DOCUMENT SECTION

Cartographica Neerlandica Map Text for Ortelius Map No. 156

Text, scholarly version only, translated from the 1584 Latin 3rd Add., 1584 Latin, 1584 German 3rd Add., 1585 French 3rd Add., 1587 French, 1588 Spanish and 1592 Latin edition. It proved impossible to identify names of places, rivers and areas occurring in this text:

156.1. {1584L3Add{PRVSSIA.

156.2. Cromerus is his description of Poland describes this country in the following manner: Among many nations of Sarmatia in Europe, the Borussi are by Ptolemæus placed very far North on that coast where now in my opinion the Livonians and Moscovites dwell, beyond the river Chernish, neighbouring on the Ryphæans. I agree with Erasmus Stella that these [Prussians] passed further South and West in time, and took into their possession a great part of Sarmatia, which on the East is bordered by the Russians and Moscovites, and on the South is enclosed by woods and the Hercynian forest, and along that coast, the Venedian bay or the Baltic and Codani seas, even up to the rivers Vistula [Weichsel] & Ossa, to be called Borussi or Prussi, names that are not very different [from one another].
156.3. In this area now live the Livonians, Lithuanians, Samagites and the Prussians, who still retain their ancient name, nations which are distinguished from each other in the sense that they are subject to various different states and are governed by different laws and policies, but use the same vernacular language, wholly different from the Slavonic ones, yet having various Latin words mixed and intermingled with their own, but mostly corrupted, and with Italian and Spanish word endings rather than Latin ones.

GIVEN INFORMATION

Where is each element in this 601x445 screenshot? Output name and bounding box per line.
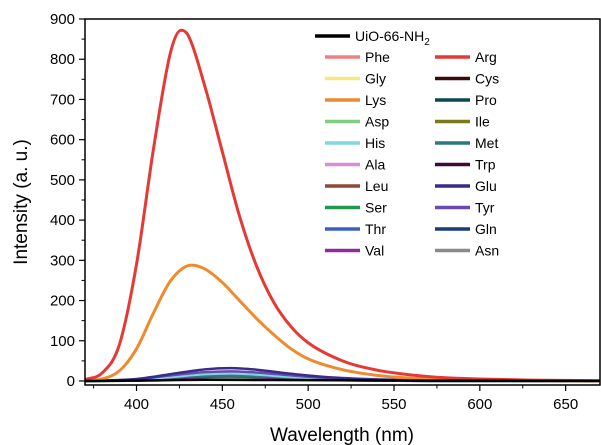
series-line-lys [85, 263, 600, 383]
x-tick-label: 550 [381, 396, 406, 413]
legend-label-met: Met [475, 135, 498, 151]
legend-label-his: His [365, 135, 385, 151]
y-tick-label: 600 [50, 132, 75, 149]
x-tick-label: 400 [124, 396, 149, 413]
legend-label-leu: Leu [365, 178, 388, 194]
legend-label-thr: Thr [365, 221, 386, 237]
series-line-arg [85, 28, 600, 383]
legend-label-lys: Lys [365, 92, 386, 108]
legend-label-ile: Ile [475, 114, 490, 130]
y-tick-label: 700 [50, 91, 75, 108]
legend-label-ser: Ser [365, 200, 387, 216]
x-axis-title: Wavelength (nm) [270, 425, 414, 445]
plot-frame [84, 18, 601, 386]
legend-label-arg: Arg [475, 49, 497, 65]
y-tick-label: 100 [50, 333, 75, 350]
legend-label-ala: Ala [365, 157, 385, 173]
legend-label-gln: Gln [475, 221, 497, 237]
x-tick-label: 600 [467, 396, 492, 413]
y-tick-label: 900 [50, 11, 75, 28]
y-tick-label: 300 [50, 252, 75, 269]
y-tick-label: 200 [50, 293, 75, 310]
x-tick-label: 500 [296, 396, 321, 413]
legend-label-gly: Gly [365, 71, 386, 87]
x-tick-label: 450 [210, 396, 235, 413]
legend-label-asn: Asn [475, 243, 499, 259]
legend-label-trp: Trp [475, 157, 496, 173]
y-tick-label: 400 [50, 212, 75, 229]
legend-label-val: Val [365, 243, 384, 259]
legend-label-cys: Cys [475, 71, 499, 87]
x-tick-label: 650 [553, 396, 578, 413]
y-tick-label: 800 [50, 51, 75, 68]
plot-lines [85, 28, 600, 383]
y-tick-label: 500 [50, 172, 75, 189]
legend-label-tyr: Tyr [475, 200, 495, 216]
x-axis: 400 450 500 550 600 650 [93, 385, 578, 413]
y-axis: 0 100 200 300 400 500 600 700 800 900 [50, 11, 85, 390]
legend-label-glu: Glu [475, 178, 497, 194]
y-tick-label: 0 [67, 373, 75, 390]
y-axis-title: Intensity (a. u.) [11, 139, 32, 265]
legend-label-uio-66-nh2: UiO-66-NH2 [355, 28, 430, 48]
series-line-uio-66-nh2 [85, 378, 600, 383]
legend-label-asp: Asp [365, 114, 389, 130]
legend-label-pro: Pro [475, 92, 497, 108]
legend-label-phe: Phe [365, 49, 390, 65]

TO BE DONE
1. In the Prussia map text, copy the passage from "156.2. Cromerus is" to "[from one another]." word for word.
2. In one to three sentences, explain what the Prussia map text says sets the Livonians, Lithuanians, Samagites and Prussians apart from each other.

ANSWERS TO THE EXERCISES
1.
156.2. Cromerus is his description of Poland describes this country in the following manner: Among many nations of Sarmatia in Europe, the Borussi are by Ptolemæus placed very far North on that coast where now in my opinion the Livonians and Moscovites dwell, beyond the river Chernish, neighbouring on the Ryphæans. I agree with Erasmus Stella that these [Prussians] passed further South and West in time, and took into their possession a great part of Sarmatia, which on the East is bordered by the Russians and Moscovites, and on the South is enclosed by woods and the Hercynian forest, and along that coast, the Venedian bay or the Baltic and Codani seas, even up to the rivers Vistula [Weichsel] & Ossa, to be called Borussi or Prussi, names that are not very different [from one another].

2. They are subject to different states and are governed by different laws and policies. Even so, they all use the same vernacular language.